■ **WHAT IS EXPECTED**
Could you write out the records below exactly as they appear?

Dataset listings of figures:

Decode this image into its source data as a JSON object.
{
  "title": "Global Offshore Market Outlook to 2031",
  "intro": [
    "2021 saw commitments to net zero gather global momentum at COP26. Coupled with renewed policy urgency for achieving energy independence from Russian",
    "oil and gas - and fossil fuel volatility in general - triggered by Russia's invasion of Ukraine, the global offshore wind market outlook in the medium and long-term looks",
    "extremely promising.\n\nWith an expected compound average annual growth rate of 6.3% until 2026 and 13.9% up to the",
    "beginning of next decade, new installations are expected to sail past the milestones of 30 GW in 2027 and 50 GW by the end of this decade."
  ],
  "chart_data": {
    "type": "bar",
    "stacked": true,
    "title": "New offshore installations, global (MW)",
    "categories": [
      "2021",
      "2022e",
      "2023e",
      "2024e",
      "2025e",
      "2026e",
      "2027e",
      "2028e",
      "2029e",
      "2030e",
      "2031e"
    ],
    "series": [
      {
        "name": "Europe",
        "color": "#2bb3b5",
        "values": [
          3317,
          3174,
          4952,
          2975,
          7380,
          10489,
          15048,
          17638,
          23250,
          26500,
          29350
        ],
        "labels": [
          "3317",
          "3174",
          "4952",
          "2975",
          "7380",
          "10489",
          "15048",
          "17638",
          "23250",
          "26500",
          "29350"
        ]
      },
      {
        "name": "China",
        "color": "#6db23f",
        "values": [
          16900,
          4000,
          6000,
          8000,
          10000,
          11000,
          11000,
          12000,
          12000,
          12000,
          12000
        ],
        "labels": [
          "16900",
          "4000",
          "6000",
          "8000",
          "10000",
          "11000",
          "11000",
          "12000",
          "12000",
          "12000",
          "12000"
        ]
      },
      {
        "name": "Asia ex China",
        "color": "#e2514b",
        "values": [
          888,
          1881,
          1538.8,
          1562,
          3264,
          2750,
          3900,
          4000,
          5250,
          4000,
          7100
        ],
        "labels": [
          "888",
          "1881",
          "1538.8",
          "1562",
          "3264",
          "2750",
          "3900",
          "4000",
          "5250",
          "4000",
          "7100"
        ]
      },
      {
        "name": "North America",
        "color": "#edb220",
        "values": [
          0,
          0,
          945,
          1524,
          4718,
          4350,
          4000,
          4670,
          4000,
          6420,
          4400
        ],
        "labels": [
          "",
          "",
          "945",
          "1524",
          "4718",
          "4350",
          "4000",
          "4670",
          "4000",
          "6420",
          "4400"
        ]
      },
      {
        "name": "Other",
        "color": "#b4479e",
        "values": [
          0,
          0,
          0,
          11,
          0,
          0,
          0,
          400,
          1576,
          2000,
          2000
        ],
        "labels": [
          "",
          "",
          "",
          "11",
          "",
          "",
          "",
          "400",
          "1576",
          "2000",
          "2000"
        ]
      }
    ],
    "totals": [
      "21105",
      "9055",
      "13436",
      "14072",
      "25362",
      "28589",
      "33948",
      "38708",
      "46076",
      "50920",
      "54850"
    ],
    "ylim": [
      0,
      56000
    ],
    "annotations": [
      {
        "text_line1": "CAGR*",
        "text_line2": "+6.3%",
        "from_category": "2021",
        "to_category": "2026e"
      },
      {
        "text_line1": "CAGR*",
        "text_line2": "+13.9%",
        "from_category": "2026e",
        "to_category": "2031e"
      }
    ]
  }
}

■ **TASK OUTPUT**
Decode this image into its source data as a JSON object.
{
  "title": "Global Offshore Market Outlook to 2031",
  "intro": [
    "2021 saw commitments to net zero gather global momentum at COP26. Coupled with renewed policy urgency for achieving energy independence from Russian",
    "oil and gas - and fossil fuel volatility in general - triggered by Russia's invasion of Ukraine, the global offshore wind market outlook in the medium and long-term looks",
    "extremely promising.\n\nWith an expected compound average annual growth rate of 6.3% until 2026 and 13.9% up to the",
    "beginning of next decade, new installations are expected to sail past the milestones of 30 GW in 2027 and 50 GW by the end of this decade."
  ],
  "chart_data": {
    "type": "bar",
    "stacked": true,
    "title": "New offshore installations, global (MW)",
    "categories": [
      "2021",
      "2022e",
      "2023e",
      "2024e",
      "2025e",
      "2026e",
      "2027e",
      "2028e",
      "2029e",
      "2030e",
      "2031e"
    ],
    "series": [
      {
        "name": "Europe",
        "color": "#2bb3b5",
        "values": [
          3317,
          3174,
          4952,
          2975,
          7380,
          10489,
          15048,
          17638,
          23250,
          26500,
          29350
        ],
        "labels": [
          "3317",
          "3174",
          "4952",
          "2975",
          "7380",
          "10489",
          "15048",
          "17638",
          "23250",
          "26500",
          "29350"
        ]
      },
      {
        "name": "China",
        "color": "#6db23f",
        "values": [
          16900,
          4000,
          6000,
          8000,
          10000,
          11000,
          11000,
          12000,
          12000,
          12000,
          12000
        ],
        "labels": [
          "16900",
          "4000",
          "6000",
          "8000",
          "10000",
          "11000",
          "11000",
          "12000",
          "12000",
          "12000",
          "12000"
        ]
      },
      {
        "name": "Asia ex China",
        "color": "#e2514b",
        "values": [
          888,
          1881,
          1538.8,
          1562,
          3264,
          2750,
          3900,
          4000,
          5250,
          4000,
          7100
        ],
        "labels": [
          "888",
          "1881",
          "1538.8",
          "1562",
          "3264",
          "2750",
          "3900",
          "4000",
          "5250",
          "4000",
          "7100"
        ]
      },
      {
        "name": "North America",
        "color": "#edb220",
        "values": [
          0,
          0,
          945,
          1524,
          4718,
          4350,
          4000,
          4670,
          4000,
          6420,
          4400
        ],
        "labels": [
          "",
          "",
          "945",
          "1524",
          "4718",
          "4350",
          "4000",
          "4670",
          "4000",
          "6420",
          "4400"
        ]
      },
      {
        "name": "Other",
        "color": "#b4479e",
        "values": [
          0,
          0,
          0,
          11,
          0,
          0,
          0,
          400,
          1576,
          2000,
          2000
        ],
        "labels": [
          "",
          "",
          "",
          "11",
          "",
          "",
          "",
          "400",
          "1576",
          "2000",
          "2000"
        ]
      }
    ],
    "totals": [
      "21105",
      "9055",
      "13436",
      "14072",
      "25362",
      "28589",
      "33948",
      "38708",
      "46076",
      "50920",
      "54850"
    ],
    "ylim": [
      0,
      56000
    ],
    "annotations": [
      {
        "text_line1": "CAGR*",
        "text_line2": "+6.3%",
        "from_category": "2021",
        "to_category": "2026e"
      },
      {
        "text_line1": "CAGR*",
        "text_line2": "+13.9%",
        "from_category": "2026e",
        "to_category": "2031e"
      }
    ]
  }
}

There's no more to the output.